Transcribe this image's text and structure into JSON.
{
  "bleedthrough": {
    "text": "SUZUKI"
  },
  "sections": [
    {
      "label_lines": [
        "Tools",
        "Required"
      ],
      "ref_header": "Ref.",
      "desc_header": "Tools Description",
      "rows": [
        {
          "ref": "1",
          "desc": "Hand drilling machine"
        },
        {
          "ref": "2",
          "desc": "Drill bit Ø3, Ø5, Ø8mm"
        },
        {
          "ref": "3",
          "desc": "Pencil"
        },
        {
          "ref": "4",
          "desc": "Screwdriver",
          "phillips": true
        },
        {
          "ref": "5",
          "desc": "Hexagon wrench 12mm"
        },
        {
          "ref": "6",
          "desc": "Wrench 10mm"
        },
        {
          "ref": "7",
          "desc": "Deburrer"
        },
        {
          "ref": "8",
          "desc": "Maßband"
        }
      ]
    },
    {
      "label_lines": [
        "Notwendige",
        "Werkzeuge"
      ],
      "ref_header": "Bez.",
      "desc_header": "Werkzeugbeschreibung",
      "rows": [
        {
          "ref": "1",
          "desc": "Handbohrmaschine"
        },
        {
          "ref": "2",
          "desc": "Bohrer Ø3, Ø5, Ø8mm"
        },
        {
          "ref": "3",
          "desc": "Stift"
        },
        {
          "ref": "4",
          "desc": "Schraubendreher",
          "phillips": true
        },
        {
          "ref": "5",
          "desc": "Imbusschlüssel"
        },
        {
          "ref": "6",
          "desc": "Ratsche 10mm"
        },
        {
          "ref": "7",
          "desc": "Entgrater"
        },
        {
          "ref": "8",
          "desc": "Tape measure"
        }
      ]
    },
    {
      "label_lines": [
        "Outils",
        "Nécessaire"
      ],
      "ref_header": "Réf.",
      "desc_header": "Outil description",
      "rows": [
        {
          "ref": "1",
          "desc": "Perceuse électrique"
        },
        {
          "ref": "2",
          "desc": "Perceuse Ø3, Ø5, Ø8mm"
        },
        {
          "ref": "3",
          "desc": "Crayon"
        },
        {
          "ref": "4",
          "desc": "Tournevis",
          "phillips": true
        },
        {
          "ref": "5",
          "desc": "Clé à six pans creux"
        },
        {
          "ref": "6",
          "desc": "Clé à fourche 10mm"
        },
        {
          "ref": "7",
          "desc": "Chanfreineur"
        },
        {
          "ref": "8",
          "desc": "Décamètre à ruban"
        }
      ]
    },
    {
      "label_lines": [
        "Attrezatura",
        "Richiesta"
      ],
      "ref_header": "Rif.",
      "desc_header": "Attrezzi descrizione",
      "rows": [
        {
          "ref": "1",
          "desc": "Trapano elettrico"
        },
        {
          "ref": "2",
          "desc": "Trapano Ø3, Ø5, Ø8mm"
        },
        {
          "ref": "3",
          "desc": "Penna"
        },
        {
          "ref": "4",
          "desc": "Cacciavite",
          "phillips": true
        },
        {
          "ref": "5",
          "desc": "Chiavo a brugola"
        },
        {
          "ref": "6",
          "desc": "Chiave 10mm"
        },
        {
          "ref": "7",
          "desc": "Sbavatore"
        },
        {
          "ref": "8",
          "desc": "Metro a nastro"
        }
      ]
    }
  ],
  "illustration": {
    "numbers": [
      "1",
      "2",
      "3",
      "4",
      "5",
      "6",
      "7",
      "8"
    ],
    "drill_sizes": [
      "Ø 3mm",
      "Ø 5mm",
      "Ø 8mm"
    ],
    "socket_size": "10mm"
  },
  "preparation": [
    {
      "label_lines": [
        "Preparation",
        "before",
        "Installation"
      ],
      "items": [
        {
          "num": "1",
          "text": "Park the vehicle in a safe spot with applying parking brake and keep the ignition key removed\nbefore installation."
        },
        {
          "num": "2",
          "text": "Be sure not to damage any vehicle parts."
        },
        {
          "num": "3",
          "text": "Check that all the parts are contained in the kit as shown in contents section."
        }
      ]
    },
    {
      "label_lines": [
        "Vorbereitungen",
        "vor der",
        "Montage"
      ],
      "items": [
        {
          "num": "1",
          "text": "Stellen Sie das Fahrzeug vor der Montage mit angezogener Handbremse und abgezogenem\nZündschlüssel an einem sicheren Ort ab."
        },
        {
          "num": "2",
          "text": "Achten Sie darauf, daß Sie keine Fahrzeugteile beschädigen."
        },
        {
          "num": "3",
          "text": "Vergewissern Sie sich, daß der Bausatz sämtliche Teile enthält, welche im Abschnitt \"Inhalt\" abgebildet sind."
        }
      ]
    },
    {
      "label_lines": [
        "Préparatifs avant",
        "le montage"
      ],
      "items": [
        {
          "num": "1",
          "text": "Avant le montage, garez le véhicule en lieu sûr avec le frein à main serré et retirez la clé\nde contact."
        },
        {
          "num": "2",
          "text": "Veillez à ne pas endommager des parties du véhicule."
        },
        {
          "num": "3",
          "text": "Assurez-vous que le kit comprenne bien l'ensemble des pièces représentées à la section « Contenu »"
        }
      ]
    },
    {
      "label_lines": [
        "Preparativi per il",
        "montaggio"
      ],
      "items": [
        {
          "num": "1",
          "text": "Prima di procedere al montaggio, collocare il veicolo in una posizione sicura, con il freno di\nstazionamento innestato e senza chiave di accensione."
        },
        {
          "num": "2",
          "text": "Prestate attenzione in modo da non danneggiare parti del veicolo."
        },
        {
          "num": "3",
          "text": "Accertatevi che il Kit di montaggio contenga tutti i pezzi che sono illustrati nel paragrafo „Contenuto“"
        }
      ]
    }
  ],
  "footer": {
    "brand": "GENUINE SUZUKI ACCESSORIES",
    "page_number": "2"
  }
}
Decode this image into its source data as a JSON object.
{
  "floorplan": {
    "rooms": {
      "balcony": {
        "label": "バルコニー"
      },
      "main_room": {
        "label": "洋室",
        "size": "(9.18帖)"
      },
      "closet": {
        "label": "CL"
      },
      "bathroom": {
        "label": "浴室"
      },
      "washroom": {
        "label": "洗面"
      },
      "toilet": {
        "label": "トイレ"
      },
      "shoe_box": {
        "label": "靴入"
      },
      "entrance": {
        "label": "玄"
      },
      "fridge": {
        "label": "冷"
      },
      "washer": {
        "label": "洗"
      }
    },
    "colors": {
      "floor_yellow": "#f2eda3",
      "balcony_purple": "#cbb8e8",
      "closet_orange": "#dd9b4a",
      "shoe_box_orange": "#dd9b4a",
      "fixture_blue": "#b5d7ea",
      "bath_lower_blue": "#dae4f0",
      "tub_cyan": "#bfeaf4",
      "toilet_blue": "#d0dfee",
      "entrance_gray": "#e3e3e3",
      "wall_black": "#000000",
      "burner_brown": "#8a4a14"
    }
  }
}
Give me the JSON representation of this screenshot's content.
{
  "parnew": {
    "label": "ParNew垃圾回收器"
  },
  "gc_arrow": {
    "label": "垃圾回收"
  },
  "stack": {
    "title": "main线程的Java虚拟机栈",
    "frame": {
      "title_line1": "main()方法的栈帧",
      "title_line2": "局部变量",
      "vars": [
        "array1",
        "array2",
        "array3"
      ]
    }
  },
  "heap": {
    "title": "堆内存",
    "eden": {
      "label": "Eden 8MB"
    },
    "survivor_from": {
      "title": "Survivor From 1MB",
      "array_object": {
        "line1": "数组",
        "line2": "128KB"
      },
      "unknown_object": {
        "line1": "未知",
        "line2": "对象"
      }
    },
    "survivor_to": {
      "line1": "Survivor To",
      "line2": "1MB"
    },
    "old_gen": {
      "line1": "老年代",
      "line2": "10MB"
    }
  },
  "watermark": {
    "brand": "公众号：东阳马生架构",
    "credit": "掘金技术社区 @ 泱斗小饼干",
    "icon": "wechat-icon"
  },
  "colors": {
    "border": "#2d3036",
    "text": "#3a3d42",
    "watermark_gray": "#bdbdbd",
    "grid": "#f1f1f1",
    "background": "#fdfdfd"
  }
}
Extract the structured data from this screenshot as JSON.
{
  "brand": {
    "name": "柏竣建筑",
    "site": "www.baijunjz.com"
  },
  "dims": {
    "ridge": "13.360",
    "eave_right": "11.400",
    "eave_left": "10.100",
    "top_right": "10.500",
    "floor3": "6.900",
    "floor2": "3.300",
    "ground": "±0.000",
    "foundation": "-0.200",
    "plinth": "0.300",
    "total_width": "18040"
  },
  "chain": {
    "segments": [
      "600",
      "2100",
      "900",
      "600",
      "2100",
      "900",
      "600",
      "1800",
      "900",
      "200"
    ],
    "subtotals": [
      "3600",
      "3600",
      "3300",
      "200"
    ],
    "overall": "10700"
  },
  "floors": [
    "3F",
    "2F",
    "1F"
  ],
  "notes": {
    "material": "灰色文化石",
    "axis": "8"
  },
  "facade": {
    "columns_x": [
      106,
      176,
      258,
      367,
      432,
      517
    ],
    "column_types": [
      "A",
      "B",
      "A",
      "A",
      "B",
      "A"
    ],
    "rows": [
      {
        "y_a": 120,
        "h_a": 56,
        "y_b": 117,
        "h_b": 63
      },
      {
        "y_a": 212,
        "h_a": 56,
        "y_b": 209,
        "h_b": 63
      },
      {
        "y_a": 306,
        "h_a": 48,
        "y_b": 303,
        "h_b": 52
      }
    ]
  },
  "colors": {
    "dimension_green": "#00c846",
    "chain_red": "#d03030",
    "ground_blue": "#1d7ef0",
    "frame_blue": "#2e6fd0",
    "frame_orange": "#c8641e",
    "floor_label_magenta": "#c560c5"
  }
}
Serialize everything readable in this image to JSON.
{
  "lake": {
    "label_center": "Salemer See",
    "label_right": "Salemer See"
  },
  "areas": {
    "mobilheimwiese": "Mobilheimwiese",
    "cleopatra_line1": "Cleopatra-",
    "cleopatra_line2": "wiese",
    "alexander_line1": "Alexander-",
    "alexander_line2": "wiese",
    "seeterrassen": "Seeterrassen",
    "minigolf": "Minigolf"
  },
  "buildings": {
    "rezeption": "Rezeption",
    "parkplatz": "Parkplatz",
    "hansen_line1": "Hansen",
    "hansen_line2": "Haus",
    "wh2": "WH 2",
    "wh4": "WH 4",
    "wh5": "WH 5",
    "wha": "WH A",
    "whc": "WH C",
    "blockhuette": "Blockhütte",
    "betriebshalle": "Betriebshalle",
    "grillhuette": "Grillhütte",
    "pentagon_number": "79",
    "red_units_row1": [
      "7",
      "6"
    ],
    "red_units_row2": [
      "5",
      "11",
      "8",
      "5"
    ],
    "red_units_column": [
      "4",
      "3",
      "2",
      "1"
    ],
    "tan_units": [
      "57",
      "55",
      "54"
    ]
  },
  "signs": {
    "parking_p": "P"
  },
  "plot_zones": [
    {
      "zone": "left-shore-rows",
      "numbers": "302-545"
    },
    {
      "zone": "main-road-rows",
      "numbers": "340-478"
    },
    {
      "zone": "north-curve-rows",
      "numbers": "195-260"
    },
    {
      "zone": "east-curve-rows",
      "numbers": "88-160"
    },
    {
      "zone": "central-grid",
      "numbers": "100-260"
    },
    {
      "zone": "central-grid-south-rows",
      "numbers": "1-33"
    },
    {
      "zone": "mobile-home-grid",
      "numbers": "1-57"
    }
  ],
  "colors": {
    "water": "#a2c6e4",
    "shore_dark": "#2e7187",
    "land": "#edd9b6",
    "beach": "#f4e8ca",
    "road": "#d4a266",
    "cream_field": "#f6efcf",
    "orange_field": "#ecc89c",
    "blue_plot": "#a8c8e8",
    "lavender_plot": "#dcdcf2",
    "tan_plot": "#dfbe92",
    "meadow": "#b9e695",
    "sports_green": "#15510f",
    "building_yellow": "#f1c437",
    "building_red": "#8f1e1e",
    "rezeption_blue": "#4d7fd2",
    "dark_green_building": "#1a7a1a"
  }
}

§ **Exercise aim**
Each line that has the word "JSON" should be copied.

§ **Completed exercise**
Transcribe this image's text and structure into JSON.
Decode this image into its source data as a JSON object.
Give me the JSON representation of this screenshot's content.
Extract the structured data from this screenshot as JSON.
Serialize everything readable in this image to JSON.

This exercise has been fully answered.